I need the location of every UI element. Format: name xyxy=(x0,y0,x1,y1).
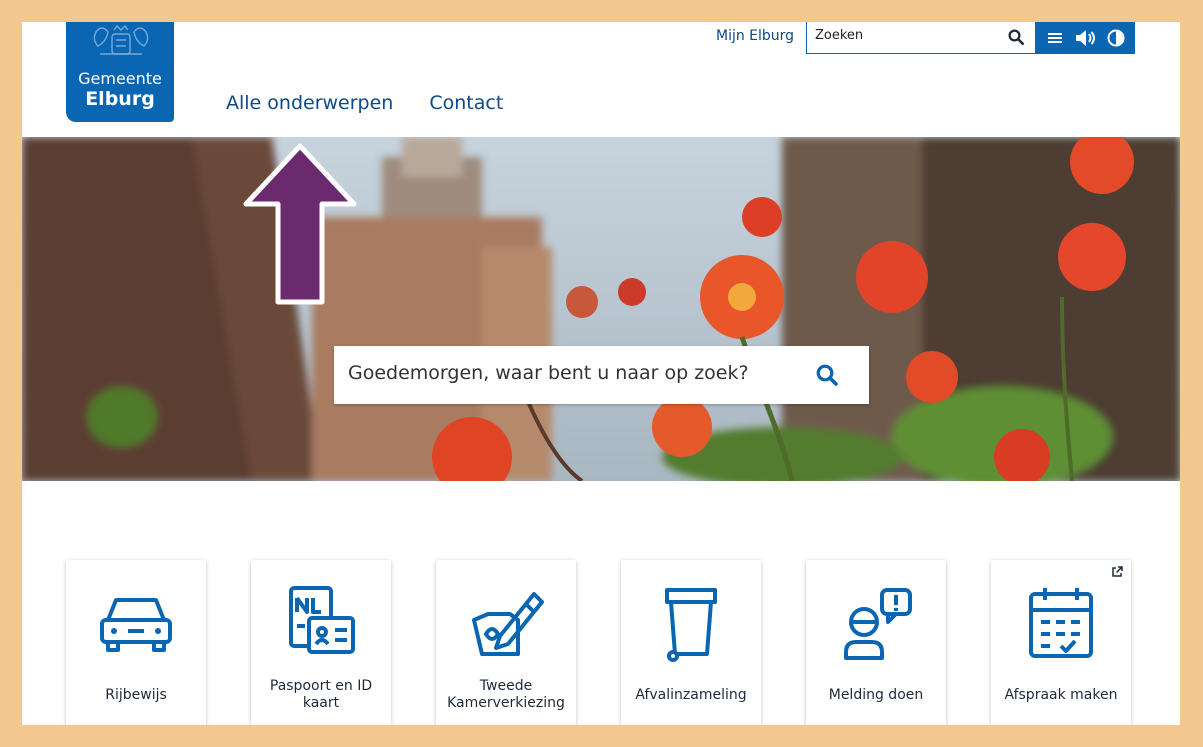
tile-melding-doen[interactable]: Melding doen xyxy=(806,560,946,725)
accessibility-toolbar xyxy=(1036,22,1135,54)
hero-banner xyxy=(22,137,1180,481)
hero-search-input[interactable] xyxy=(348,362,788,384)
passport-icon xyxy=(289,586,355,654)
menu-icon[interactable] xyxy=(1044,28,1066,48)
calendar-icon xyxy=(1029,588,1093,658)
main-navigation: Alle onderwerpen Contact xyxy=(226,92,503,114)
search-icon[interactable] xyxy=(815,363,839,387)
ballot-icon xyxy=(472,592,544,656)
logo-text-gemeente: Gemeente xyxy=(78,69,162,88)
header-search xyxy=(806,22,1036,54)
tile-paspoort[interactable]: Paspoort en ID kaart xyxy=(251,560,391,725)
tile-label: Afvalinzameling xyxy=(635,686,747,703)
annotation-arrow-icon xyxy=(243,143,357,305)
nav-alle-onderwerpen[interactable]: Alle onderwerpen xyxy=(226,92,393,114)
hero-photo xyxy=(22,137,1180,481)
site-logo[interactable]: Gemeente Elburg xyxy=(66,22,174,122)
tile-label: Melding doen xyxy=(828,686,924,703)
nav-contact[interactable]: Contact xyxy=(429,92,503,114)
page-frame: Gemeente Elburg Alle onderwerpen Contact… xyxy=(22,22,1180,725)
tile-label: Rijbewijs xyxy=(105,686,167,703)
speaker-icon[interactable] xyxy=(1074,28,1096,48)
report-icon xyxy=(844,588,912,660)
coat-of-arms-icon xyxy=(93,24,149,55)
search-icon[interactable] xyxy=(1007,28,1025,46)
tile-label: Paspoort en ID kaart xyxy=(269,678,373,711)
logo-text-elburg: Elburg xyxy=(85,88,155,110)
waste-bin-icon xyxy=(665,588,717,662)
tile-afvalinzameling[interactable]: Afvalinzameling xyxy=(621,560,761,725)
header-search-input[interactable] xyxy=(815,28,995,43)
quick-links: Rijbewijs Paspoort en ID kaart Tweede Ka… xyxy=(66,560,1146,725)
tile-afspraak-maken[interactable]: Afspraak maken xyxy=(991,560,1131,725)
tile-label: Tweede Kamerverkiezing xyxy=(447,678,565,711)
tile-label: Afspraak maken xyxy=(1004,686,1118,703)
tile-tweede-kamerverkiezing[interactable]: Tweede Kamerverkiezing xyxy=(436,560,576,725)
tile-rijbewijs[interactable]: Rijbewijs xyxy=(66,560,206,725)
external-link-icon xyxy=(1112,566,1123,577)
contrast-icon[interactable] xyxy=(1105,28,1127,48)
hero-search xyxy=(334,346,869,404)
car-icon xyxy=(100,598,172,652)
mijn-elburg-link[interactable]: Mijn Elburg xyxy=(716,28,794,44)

- - - - - - -

EXERCISE -
Put the lines above into a Markdown table with the columns "Row" and "Line", numbering the rows and leaving out any blank lines and the picture.

OUTPUT OF THE TASK -
| Row | Line |
|---|---|
| 1 | I need the location of every UI element. Format: name xyxy=(x0,y0,x1,y1). |
| 2 | tile-melding-doen[interactable]: Melding doen xyxy=(806,560,946,725) |
| 3 | accessibility-toolbar xyxy=(1036,22,1135,54) |
| 4 | hero-banner xyxy=(22,137,1180,481) |
| 5 | hero-search-input[interactable] xyxy=(348,362,788,384) |
| 6 | passport-icon xyxy=(289,586,355,654) |
| 7 | menu-icon[interactable] xyxy=(1044,28,1066,48) |
| 8 | calendar-icon xyxy=(1029,588,1093,658) |
| 9 | main-navigation: Alle onderwerpen Contact xyxy=(226,92,503,114) |
| 10 | search-icon[interactable] xyxy=(815,363,839,387) |
| 11 | ballot-icon xyxy=(472,592,544,656) |
| 12 | logo-text-gemeente: Gemeente xyxy=(78,69,162,88) |
| 13 | header-search xyxy=(806,22,1036,54) |
| 14 | tile-paspoort[interactable]: Paspoort en ID kaart xyxy=(251,560,391,725) |
| 15 | tile-label: Afvalinzameling xyxy=(635,686,747,703) |
| 16 | annotation-arrow-icon xyxy=(243,143,357,305) |
| 17 | nav-alle-onderwerpen[interactable]: Alle onderwerpen xyxy=(226,92,393,114) |
| 18 | hero-photo xyxy=(22,137,1180,481) |
| 19 | site-logo[interactable]: Gemeente Elburg xyxy=(66,22,174,122) |
| 20 | tile-label: Melding doen xyxy=(828,686,924,703) |
| 21 | nav-contact[interactable]: Contact xyxy=(429,92,503,114) |
| 22 | page-frame: Gemeente Elburg Alle onderwerpen Contact… xyxy=(22,22,1180,725) |
| 23 | tile-label: Rijbewijs xyxy=(105,686,167,703) |
| 24 | speaker-icon[interactable] xyxy=(1074,28,1096,48) |
| 25 | report-icon xyxy=(844,588,912,660) |
| 26 | coat-of-arms-icon xyxy=(93,24,149,55) |
| 27 | search-icon[interactable] xyxy=(1007,28,1025,46) |
| 28 | tile-label: Paspoort en ID kaart xyxy=(269,678,373,711) |
| 29 | logo-text-elburg: Elburg xyxy=(85,88,155,110) |
| 30 | waste-bin-icon xyxy=(665,588,717,662) |
| 31 | tile-afvalinzameling[interactable]: Afvalinzameling xyxy=(621,560,761,725) |
| 32 | header-search-input[interactable] xyxy=(815,28,995,43) |
| 33 | quick-links: Rijbewijs Paspoort en ID kaart Tweede Ka… xyxy=(66,560,1146,725) |
| 34 | tile-afspraak-maken[interactable]: Afspraak maken xyxy=(991,560,1131,725) |
| 35 | tile-label: Tweede Kamerverkiezing xyxy=(447,678,565,711) |
| 36 | tile-label: Afspraak maken xyxy=(1004,686,1118,703) |
| 37 | tile-tweede-kamerverkiezing[interactable]: Tweede Kamerverkiezing xyxy=(436,560,576,725) |
| 38 | tile-rijbewijs[interactable]: Rijbewijs xyxy=(66,560,206,725) |
| 39 | external-link-icon xyxy=(1112,566,1123,577) |
| 40 | contrast-icon[interactable] xyxy=(1105,28,1127,48) |
| 41 | hero-search xyxy=(334,346,869,404) |
| 42 | car-icon xyxy=(100,598,172,652) |
| 43 | mijn-elburg-link[interactable]: Mijn Elburg xyxy=(716,28,794,44) |